Each entry that follows must be output without any deviation.

▼

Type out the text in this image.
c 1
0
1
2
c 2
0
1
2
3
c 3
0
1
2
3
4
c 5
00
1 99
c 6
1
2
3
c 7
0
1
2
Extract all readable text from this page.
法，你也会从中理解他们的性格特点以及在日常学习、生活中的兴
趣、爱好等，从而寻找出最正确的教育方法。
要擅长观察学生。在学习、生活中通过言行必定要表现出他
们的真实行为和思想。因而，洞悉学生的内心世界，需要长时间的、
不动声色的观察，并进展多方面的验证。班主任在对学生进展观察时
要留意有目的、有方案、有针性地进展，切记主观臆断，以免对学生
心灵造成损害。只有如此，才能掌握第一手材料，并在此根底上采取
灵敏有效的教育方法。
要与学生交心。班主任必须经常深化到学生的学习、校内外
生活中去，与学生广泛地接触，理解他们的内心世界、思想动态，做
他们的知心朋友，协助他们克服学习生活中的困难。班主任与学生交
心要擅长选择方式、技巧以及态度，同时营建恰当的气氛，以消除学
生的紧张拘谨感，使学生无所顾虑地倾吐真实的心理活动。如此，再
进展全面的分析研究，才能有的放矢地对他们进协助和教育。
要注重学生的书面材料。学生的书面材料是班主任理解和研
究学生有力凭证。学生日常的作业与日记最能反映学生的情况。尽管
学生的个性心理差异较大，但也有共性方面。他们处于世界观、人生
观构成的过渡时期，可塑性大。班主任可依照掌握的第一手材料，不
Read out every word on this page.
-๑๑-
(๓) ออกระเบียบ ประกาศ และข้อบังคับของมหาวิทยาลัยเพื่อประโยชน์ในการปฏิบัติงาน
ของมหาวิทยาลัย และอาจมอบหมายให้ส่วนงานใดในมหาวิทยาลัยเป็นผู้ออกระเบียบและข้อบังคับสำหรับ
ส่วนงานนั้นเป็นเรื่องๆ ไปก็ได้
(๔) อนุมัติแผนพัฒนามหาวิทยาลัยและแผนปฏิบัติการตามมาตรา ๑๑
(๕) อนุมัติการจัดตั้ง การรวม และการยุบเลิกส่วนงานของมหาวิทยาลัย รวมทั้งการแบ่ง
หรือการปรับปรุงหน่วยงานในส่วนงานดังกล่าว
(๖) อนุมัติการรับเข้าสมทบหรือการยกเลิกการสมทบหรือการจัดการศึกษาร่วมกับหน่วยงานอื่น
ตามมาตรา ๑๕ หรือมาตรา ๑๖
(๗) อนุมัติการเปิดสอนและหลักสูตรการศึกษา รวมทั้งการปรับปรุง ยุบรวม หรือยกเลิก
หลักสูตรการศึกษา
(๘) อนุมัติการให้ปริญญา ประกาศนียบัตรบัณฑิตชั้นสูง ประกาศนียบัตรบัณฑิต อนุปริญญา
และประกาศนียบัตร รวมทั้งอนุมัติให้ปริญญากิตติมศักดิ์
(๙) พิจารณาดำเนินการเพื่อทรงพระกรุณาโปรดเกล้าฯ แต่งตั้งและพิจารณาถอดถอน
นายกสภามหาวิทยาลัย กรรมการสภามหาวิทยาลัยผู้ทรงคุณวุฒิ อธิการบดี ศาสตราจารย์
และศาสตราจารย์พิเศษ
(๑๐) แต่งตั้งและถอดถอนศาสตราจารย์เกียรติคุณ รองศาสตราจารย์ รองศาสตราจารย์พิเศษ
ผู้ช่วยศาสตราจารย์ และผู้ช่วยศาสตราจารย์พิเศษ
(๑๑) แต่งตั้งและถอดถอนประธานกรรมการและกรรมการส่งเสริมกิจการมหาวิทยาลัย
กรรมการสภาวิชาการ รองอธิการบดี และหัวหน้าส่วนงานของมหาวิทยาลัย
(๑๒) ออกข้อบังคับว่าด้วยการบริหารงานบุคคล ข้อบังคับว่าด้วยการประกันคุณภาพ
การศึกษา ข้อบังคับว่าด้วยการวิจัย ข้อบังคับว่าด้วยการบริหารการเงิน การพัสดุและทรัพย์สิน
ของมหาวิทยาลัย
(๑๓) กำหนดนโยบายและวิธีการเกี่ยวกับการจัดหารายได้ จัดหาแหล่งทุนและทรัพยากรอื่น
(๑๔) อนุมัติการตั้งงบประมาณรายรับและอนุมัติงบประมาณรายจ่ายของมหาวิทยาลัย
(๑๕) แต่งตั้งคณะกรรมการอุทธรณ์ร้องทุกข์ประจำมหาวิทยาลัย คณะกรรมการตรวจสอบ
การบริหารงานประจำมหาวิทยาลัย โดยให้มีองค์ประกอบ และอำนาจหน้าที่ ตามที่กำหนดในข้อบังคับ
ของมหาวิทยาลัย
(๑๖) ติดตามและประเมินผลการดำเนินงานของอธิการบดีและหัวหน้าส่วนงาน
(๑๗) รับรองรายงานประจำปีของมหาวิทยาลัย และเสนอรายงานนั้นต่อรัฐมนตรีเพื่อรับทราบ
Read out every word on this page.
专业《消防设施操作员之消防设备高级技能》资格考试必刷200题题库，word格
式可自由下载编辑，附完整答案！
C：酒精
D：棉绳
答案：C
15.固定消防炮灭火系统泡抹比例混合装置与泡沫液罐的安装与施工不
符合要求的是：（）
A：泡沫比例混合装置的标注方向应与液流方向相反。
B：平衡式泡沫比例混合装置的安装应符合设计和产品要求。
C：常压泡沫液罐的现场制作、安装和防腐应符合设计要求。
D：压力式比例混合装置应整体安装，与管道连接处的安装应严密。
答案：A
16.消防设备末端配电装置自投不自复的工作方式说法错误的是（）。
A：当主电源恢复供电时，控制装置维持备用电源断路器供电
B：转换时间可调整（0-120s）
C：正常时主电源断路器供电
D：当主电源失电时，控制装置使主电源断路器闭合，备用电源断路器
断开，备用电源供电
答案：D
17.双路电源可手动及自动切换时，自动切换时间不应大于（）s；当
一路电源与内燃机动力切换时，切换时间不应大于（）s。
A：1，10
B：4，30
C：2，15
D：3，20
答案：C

▲

» **Solved problem**
Type out the text in this image.
c 1
0
1
2
c 2
0
1
2
3
c 3
0
1
2
3
4
c 5
00
1 99
c 6
1
2
3
c 7
0
1
2
Extract all readable text from this page.
法，你也会从中理解他们的性格特点以及在日常学习、生活中的兴
趣、爱好等，从而寻找出最正确的教育方法。
要擅长观察学生。在学习、生活中通过言行必定要表现出他
们的真实行为和思想。因而，洞悉学生的内心世界，需要长时间的、
不动声色的观察，并进展多方面的验证。班主任在对学生进展观察时
要留意有目的、有方案、有针性地进展，切记主观臆断，以免对学生
心灵造成损害。只有如此，才能掌握第一手材料，并在此根底上采取
灵敏有效的教育方法。
要与学生交心。班主任必须经常深化到学生的学习、校内外
生活中去，与学生广泛地接触，理解他们的内心世界、思想动态，做
他们的知心朋友，协助他们克服学习生活中的困难。班主任与学生交
心要擅长选择方式、技巧以及态度，同时营建恰当的气氛，以消除学
生的紧张拘谨感，使学生无所顾虑地倾吐真实的心理活动。如此，再
进展全面的分析研究，才能有的放矢地对他们进协助和教育。
要注重学生的书面材料。学生的书面材料是班主任理解和研
究学生有力凭证。学生日常的作业与日记最能反映学生的情况。尽管
学生的个性心理差异较大，但也有共性方面。他们处于世界观、人生
观构成的过渡时期，可塑性大。班主任可依照掌握的第一手材料，不
Read out every word on this page.
-๑๑-
(๓) ออกระเบียบ ประกาศ และข้อบังคับของมหาวิทยาลัยเพื่อประโยชน์ในการปฏิบัติงาน
ของมหาวิทยาลัย และอาจมอบหมายให้ส่วนงานใดในมหาวิทยาลัยเป็นผู้ออกระเบียบและข้อบังคับสำหรับ
ส่วนงานนั้นเป็นเรื่องๆ ไปก็ได้
(๔) อนุมัติแผนพัฒนามหาวิทยาลัยและแผนปฏิบัติการตามมาตรา ๑๑
(๕) อนุมัติการจัดตั้ง การรวม และการยุบเลิกส่วนงานของมหาวิทยาลัย รวมทั้งการแบ่ง
หรือการปรับปรุงหน่วยงานในส่วนงานดังกล่าว
(๖) อนุมัติการรับเข้าสมทบหรือการยกเลิกการสมทบหรือการจัดการศึกษาร่วมกับหน่วยงานอื่น
ตามมาตรา ๑๕ หรือมาตรา ๑๖
(๗) อนุมัติการเปิดสอนและหลักสูตรการศึกษา รวมทั้งการปรับปรุง ยุบรวม หรือยกเลิก
หลักสูตรการศึกษา
(๘) อนุมัติการให้ปริญญา ประกาศนียบัตรบัณฑิตชั้นสูง ประกาศนียบัตรบัณฑิต อนุปริญญา
และประกาศนียบัตร รวมทั้งอนุมัติให้ปริญญากิตติมศักดิ์
(๙) พิจารณาดำเนินการเพื่อทรงพระกรุณาโปรดเกล้าฯ แต่งตั้งและพิจารณาถอดถอน
นายกสภามหาวิทยาลัย กรรมการสภามหาวิทยาลัยผู้ทรงคุณวุฒิ อธิการบดี ศาสตราจารย์
และศาสตราจารย์พิเศษ
(๑๐) แต่งตั้งและถอดถอนศาสตราจารย์เกียรติคุณ รองศาสตราจารย์ รองศาสตราจารย์พิเศษ
ผู้ช่วยศาสตราจารย์ และผู้ช่วยศาสตราจารย์พิเศษ
(๑๑) แต่งตั้งและถอดถอนประธานกรรมการและกรรมการส่งเสริมกิจการมหาวิทยาลัย
กรรมการสภาวิชาการ รองอธิการบดี และหัวหน้าส่วนงานของมหาวิทยาลัย
(๑๒) ออกข้อบังคับว่าด้วยการบริหารงานบุคคล ข้อบังคับว่าด้วยการประกันคุณภาพ
การศึกษา ข้อบังคับว่าด้วยการวิจัย ข้อบังคับว่าด้วยการบริหารการเงิน การพัสดุและทรัพย์สิน
ของมหาวิทยาลัย
(๑๓) กำหนดนโยบายและวิธีการเกี่ยวกับการจัดหารายได้ จัดหาแหล่งทุนและทรัพยากรอื่น
(๑๔) อนุมัติการตั้งงบประมาณรายรับและอนุมัติงบประมาณรายจ่ายของมหาวิทยาลัย
(๑๕) แต่งตั้งคณะกรรมการอุทธรณ์ร้องทุกข์ประจำมหาวิทยาลัย คณะกรรมการตรวจสอบ
การบริหารงานประจำมหาวิทยาลัย โดยให้มีองค์ประกอบ และอำนาจหน้าที่ ตามที่กำหนดในข้อบังคับ
ของมหาวิทยาลัย
(๑๖) ติดตามและประเมินผลการดำเนินงานของอธิการบดีและหัวหน้าส่วนงาน
(๑๗) รับรองรายงานประจำปีของมหาวิทยาลัย และเสนอรายงานนั้นต่อรัฐมนตรีเพื่อรับทราบ
Read out every word on this page.
专业《消防设施操作员之消防设备高级技能》资格考试必刷200题题库，word格
式可自由下载编辑，附完整答案！
C：酒精
D：棉绳
答案：C
15.固定消防炮灭火系统泡抹比例混合装置与泡沫液罐的安装与施工不
符合要求的是：（）
A：泡沫比例混合装置的标注方向应与液流方向相反。
B：平衡式泡沫比例混合装置的安装应符合设计和产品要求。
C：常压泡沫液罐的现场制作、安装和防腐应符合设计要求。
D：压力式比例混合装置应整体安装，与管道连接处的安装应严密。
答案：A
16.消防设备末端配电装置自投不自复的工作方式说法错误的是（）。
A：当主电源恢复供电时，控制装置维持备用电源断路器供电
B：转换时间可调整（0-120s）
C：正常时主电源断路器供电
D：当主电源失电时，控制装置使主电源断路器闭合，备用电源断路器
断开，备用电源供电
答案：D
17.双路电源可手动及自动切换时，自动切换时间不应大于（）s；当
一路电源与内燃机动力切换时，切换时间不应大于（）s。
A：1，10
B：4，30
C：2，15
D：3，20
答案：C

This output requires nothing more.